## Task
Beneath this sentence is a set of records; write each of them out exactly.

## Extracted records
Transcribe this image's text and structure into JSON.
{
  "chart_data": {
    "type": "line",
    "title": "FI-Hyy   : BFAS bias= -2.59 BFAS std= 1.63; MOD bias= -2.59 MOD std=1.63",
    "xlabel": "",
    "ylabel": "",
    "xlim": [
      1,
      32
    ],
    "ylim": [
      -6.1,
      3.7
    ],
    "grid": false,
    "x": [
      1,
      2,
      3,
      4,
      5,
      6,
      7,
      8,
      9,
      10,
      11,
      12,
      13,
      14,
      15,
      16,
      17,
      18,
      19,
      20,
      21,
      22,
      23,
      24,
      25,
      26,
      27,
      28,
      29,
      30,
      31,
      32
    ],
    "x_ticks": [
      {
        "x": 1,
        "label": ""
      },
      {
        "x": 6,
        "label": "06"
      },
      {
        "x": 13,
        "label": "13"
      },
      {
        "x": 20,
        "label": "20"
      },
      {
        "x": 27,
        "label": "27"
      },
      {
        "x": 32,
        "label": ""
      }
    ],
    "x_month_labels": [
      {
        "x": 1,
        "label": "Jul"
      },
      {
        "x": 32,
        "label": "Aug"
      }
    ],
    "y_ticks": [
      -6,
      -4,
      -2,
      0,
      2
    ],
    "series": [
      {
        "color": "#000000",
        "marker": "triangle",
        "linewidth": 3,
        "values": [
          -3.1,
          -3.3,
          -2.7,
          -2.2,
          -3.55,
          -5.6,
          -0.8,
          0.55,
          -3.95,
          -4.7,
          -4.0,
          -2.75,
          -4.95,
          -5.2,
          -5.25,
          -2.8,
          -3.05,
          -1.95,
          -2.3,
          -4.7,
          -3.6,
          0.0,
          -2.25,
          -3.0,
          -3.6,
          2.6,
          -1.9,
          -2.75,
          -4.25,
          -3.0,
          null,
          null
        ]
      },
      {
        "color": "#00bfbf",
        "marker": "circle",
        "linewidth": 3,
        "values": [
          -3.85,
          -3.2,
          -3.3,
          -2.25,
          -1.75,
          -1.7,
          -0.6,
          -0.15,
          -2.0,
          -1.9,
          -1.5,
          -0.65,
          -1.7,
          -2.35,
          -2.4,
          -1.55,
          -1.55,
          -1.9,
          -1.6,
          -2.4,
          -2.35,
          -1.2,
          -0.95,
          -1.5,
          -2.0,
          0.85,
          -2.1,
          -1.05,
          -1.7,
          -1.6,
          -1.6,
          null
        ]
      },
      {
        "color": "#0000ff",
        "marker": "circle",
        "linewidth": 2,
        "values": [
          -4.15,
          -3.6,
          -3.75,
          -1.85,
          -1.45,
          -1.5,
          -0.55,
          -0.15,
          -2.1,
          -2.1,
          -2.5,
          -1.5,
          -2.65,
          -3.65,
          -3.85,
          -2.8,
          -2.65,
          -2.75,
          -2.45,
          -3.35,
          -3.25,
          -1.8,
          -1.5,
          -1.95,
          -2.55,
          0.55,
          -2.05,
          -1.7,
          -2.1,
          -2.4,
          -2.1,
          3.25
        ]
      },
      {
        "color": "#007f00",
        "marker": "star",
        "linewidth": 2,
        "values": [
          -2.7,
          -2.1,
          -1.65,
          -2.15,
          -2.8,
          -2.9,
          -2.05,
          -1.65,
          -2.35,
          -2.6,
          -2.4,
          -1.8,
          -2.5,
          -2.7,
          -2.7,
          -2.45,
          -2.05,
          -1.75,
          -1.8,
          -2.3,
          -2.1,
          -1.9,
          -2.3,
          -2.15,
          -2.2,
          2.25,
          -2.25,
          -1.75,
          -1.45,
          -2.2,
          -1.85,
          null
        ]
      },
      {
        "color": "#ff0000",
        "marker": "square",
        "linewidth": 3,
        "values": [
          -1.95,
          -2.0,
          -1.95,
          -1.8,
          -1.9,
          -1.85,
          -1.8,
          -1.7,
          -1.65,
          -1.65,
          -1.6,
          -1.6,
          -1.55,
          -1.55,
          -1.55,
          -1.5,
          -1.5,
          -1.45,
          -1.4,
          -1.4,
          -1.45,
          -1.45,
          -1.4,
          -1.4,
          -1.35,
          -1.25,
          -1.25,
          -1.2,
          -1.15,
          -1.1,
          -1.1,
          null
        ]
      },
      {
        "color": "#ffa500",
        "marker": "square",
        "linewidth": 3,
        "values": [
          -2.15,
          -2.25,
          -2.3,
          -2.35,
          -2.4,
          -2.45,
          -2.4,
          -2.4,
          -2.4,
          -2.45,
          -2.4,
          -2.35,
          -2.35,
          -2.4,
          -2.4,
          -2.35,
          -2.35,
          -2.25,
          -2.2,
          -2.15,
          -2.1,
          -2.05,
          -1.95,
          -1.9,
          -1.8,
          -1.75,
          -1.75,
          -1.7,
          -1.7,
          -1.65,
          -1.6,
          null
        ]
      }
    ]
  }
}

## The solution
Transcribe this image's text and structure into JSON.
{
  "chart_data": {
    "type": "line",
    "title": "FI-Hyy   : BFAS bias= -2.59 BFAS std= 1.63; MOD bias= -2.59 MOD std=1.63",
    "xlabel": "",
    "ylabel": "",
    "xlim": [
      1,
      32
    ],
    "ylim": [
      -6.1,
      3.7
    ],
    "grid": false,
    "x": [
      1,
      2,
      3,
      4,
      5,
      6,
      7,
      8,
      9,
      10,
      11,
      12,
      13,
      14,
      15,
      16,
      17,
      18,
      19,
      20,
      21,
      22,
      23,
      24,
      25,
      26,
      27,
      28,
      29,
      30,
      31,
      32
    ],
    "x_ticks": [
      {
        "x": 1,
        "label": ""
      },
      {
        "x": 6,
        "label": "06"
      },
      {
        "x": 13,
        "label": "13"
      },
      {
        "x": 20,
        "label": "20"
      },
      {
        "x": 27,
        "label": "27"
      },
      {
        "x": 32,
        "label": ""
      }
    ],
    "x_month_labels": [
      {
        "x": 1,
        "label": "Jul"
      },
      {
        "x": 32,
        "label": "Aug"
      }
    ],
    "y_ticks": [
      -6,
      -4,
      -2,
      0,
      2
    ],
    "series": [
      {
        "color": "#000000",
        "marker": "triangle",
        "linewidth": 3,
        "values": [
          -3.1,
          -3.3,
          -2.7,
          -2.2,
          -3.55,
          -5.6,
          -0.8,
          0.55,
          -3.95,
          -4.7,
          -4.0,
          -2.75,
          -4.95,
          -5.2,
          -5.25,
          -2.8,
          -3.05,
          -1.95,
          -2.3,
          -4.7,
          -3.6,
          0.0,
          -2.25,
          -3.0,
          -3.6,
          2.6,
          -1.9,
          -2.75,
          -4.25,
          -3.0,
          null,
          null
        ]
      },
      {
        "color": "#00bfbf",
        "marker": "circle",
        "linewidth": 3,
        "values": [
          -3.85,
          -3.2,
          -3.3,
          -2.25,
          -1.75,
          -1.7,
          -0.6,
          -0.15,
          -2.0,
          -1.9,
          -1.5,
          -0.65,
          -1.7,
          -2.35,
          -2.4,
          -1.55,
          -1.55,
          -1.9,
          -1.6,
          -2.4,
          -2.35,
          -1.2,
          -0.95,
          -1.5,
          -2.0,
          0.85,
          -2.1,
          -1.05,
          -1.7,
          -1.6,
          -1.6,
          null
        ]
      },
      {
        "color": "#0000ff",
        "marker": "circle",
        "linewidth": 2,
        "values": [
          -4.15,
          -3.6,
          -3.75,
          -1.85,
          -1.45,
          -1.5,
          -0.55,
          -0.15,
          -2.1,
          -2.1,
          -2.5,
          -1.5,
          -2.65,
          -3.65,
          -3.85,
          -2.8,
          -2.65,
          -2.75,
          -2.45,
          -3.35,
          -3.25,
          -1.8,
          -1.5,
          -1.95,
          -2.55,
          0.55,
          -2.05,
          -1.7,
          -2.1,
          -2.4,
          -2.1,
          3.25
        ]
      },
      {
        "color": "#007f00",
        "marker": "star",
        "linewidth": 2,
        "values": [
          -2.7,
          -2.1,
          -1.65,
          -2.15,
          -2.8,
          -2.9,
          -2.05,
          -1.65,
          -2.35,
          -2.6,
          -2.4,
          -1.8,
          -2.5,
          -2.7,
          -2.7,
          -2.45,
          -2.05,
          -1.75,
          -1.8,
          -2.3,
          -2.1,
          -1.9,
          -2.3,
          -2.15,
          -2.2,
          2.25,
          -2.25,
          -1.75,
          -1.45,
          -2.2,
          -1.85,
          null
        ]
      },
      {
        "color": "#ff0000",
        "marker": "square",
        "linewidth": 3,
        "values": [
          -1.95,
          -2.0,
          -1.95,
          -1.8,
          -1.9,
          -1.85,
          -1.8,
          -1.7,
          -1.65,
          -1.65,
          -1.6,
          -1.6,
          -1.55,
          -1.55,
          -1.55,
          -1.5,
          -1.5,
          -1.45,
          -1.4,
          -1.4,
          -1.45,
          -1.45,
          -1.4,
          -1.4,
          -1.35,
          -1.25,
          -1.25,
          -1.2,
          -1.15,
          -1.1,
          -1.1,
          null
        ]
      },
      {
        "color": "#ffa500",
        "marker": "square",
        "linewidth": 3,
        "values": [
          -2.15,
          -2.25,
          -2.3,
          -2.35,
          -2.4,
          -2.45,
          -2.4,
          -2.4,
          -2.4,
          -2.45,
          -2.4,
          -2.35,
          -2.35,
          -2.4,
          -2.4,
          -2.35,
          -2.35,
          -2.25,
          -2.2,
          -2.15,
          -2.1,
          -2.05,
          -1.95,
          -1.9,
          -1.8,
          -1.75,
          -1.75,
          -1.7,
          -1.7,
          -1.65,
          -1.6,
          null
        ]
      }
    ]
  }
}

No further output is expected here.